» **Exercise directions**:
Reproduce all of the material exactly as shown.

» **Data rows**:
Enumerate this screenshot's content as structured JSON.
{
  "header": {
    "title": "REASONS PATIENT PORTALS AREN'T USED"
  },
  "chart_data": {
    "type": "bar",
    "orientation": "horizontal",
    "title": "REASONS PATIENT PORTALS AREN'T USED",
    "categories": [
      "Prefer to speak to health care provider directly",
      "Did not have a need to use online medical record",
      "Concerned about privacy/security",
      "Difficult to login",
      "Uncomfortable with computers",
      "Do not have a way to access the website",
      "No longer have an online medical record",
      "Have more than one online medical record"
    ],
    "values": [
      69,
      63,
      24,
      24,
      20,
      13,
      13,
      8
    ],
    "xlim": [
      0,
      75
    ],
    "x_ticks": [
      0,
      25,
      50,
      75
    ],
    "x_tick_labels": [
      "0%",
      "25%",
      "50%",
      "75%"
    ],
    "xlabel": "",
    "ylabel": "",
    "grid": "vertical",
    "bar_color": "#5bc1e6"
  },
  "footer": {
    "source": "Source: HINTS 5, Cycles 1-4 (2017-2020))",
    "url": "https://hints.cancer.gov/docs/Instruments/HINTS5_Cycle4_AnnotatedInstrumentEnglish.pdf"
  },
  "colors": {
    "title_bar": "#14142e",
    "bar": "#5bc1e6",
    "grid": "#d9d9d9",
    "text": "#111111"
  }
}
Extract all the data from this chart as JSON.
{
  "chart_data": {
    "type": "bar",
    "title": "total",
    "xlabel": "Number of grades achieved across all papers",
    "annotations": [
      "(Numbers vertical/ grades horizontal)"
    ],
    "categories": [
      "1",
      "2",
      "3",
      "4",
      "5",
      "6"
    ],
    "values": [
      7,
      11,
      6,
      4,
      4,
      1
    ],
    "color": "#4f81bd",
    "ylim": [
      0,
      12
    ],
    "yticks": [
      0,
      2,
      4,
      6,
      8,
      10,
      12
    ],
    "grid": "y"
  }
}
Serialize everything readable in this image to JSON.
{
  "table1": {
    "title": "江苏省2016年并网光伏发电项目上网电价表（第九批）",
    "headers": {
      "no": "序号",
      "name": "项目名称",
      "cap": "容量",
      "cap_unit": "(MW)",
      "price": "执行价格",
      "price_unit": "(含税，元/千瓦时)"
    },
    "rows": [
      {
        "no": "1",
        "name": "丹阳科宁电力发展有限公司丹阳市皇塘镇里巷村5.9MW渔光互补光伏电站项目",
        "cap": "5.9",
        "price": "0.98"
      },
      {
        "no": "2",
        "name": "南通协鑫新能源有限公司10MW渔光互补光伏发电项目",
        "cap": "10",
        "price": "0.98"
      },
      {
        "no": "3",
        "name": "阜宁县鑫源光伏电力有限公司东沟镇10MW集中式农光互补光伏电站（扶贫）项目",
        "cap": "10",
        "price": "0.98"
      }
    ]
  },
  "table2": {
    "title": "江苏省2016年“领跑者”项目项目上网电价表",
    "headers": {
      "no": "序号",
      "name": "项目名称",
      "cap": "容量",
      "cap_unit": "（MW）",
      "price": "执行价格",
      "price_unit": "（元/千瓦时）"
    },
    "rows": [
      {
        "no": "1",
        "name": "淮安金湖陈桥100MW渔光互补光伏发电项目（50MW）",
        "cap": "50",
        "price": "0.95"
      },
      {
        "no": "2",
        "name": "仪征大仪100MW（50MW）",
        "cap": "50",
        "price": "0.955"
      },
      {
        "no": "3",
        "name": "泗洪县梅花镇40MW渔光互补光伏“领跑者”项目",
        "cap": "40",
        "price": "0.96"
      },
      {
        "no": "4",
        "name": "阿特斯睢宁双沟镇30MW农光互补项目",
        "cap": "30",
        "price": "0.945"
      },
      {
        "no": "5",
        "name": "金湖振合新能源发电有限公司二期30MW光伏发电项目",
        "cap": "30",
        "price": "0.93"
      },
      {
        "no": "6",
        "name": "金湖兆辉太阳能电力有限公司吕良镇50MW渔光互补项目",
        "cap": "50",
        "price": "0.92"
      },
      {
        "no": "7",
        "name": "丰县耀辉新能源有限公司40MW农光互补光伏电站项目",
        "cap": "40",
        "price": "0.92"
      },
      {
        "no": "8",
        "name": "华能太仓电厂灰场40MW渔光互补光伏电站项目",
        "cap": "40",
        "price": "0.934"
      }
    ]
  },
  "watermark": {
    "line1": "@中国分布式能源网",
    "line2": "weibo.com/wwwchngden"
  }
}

» **Task answer**:
Enumerate this screenshot's content as structured JSON.
{
  "header": {
    "title": "REASONS PATIENT PORTALS AREN'T USED"
  },
  "chart_data": {
    "type": "bar",
    "orientation": "horizontal",
    "title": "REASONS PATIENT PORTALS AREN'T USED",
    "categories": [
      "Prefer to speak to health care provider directly",
      "Did not have a need to use online medical record",
      "Concerned about privacy/security",
      "Difficult to login",
      "Uncomfortable with computers",
      "Do not have a way to access the website",
      "No longer have an online medical record",
      "Have more than one online medical record"
    ],
    "values": [
      69,
      63,
      24,
      24,
      20,
      13,
      13,
      8
    ],
    "xlim": [
      0,
      75
    ],
    "x_ticks": [
      0,
      25,
      50,
      75
    ],
    "x_tick_labels": [
      "0%",
      "25%",
      "50%",
      "75%"
    ],
    "xlabel": "",
    "ylabel": "",
    "grid": "vertical",
    "bar_color": "#5bc1e6"
  },
  "footer": {
    "source": "Source: HINTS 5, Cycles 1-4 (2017-2020))",
    "url": "https://hints.cancer.gov/docs/Instruments/HINTS5_Cycle4_AnnotatedInstrumentEnglish.pdf"
  },
  "colors": {
    "title_bar": "#14142e",
    "bar": "#5bc1e6",
    "grid": "#d9d9d9",
    "text": "#111111"
  }
}
Extract all the data from this chart as JSON.
{
  "chart_data": {
    "type": "bar",
    "title": "total",
    "xlabel": "Number of grades achieved across all papers",
    "annotations": [
      "(Numbers vertical/ grades horizontal)"
    ],
    "categories": [
      "1",
      "2",
      "3",
      "4",
      "5",
      "6"
    ],
    "values": [
      7,
      11,
      6,
      4,
      4,
      1
    ],
    "color": "#4f81bd",
    "ylim": [
      0,
      12
    ],
    "yticks": [
      0,
      2,
      4,
      6,
      8,
      10,
      12
    ],
    "grid": "y"
  }
}
Serialize everything readable in this image to JSON.
{
  "table1": {
    "title": "江苏省2016年并网光伏发电项目上网电价表（第九批）",
    "headers": {
      "no": "序号",
      "name": "项目名称",
      "cap": "容量",
      "cap_unit": "(MW)",
      "price": "执行价格",
      "price_unit": "(含税，元/千瓦时)"
    },
    "rows": [
      {
        "no": "1",
        "name": "丹阳科宁电力发展有限公司丹阳市皇塘镇里巷村5.9MW渔光互补光伏电站项目",
        "cap": "5.9",
        "price": "0.98"
      },
      {
        "no": "2",
        "name": "南通协鑫新能源有限公司10MW渔光互补光伏发电项目",
        "cap": "10",
        "price": "0.98"
      },
      {
        "no": "3",
        "name": "阜宁县鑫源光伏电力有限公司东沟镇10MW集中式农光互补光伏电站（扶贫）项目",
        "cap": "10",
        "price": "0.98"
      }
    ]
  },
  "table2": {
    "title": "江苏省2016年“领跑者”项目项目上网电价表",
    "headers": {
      "no": "序号",
      "name": "项目名称",
      "cap": "容量",
      "cap_unit": "（MW）",
      "price": "执行价格",
      "price_unit": "（元/千瓦时）"
    },
    "rows": [
      {
        "no": "1",
        "name": "淮安金湖陈桥100MW渔光互补光伏发电项目（50MW）",
        "cap": "50",
        "price": "0.95"
      },
      {
        "no": "2",
        "name": "仪征大仪100MW（50MW）",
        "cap": "50",
        "price": "0.955"
      },
      {
        "no": "3",
        "name": "泗洪县梅花镇40MW渔光互补光伏“领跑者”项目",
        "cap": "40",
        "price": "0.96"
      },
      {
        "no": "4",
        "name": "阿特斯睢宁双沟镇30MW农光互补项目",
        "cap": "30",
        "price": "0.945"
      },
      {
        "no": "5",
        "name": "金湖振合新能源发电有限公司二期30MW光伏发电项目",
        "cap": "30",
        "price": "0.93"
      },
      {
        "no": "6",
        "name": "金湖兆辉太阳能电力有限公司吕良镇50MW渔光互补项目",
        "cap": "50",
        "price": "0.92"
      },
      {
        "no": "7",
        "name": "丰县耀辉新能源有限公司40MW农光互补光伏电站项目",
        "cap": "40",
        "price": "0.92"
      },
      {
        "no": "8",
        "name": "华能太仓电厂灰场40MW渔光互补光伏电站项目",
        "cap": "40",
        "price": "0.934"
      }
    ]
  },
  "watermark": {
    "line1": "@中国分布式能源网",
    "line2": "weibo.com/wwwchngden"
  }
}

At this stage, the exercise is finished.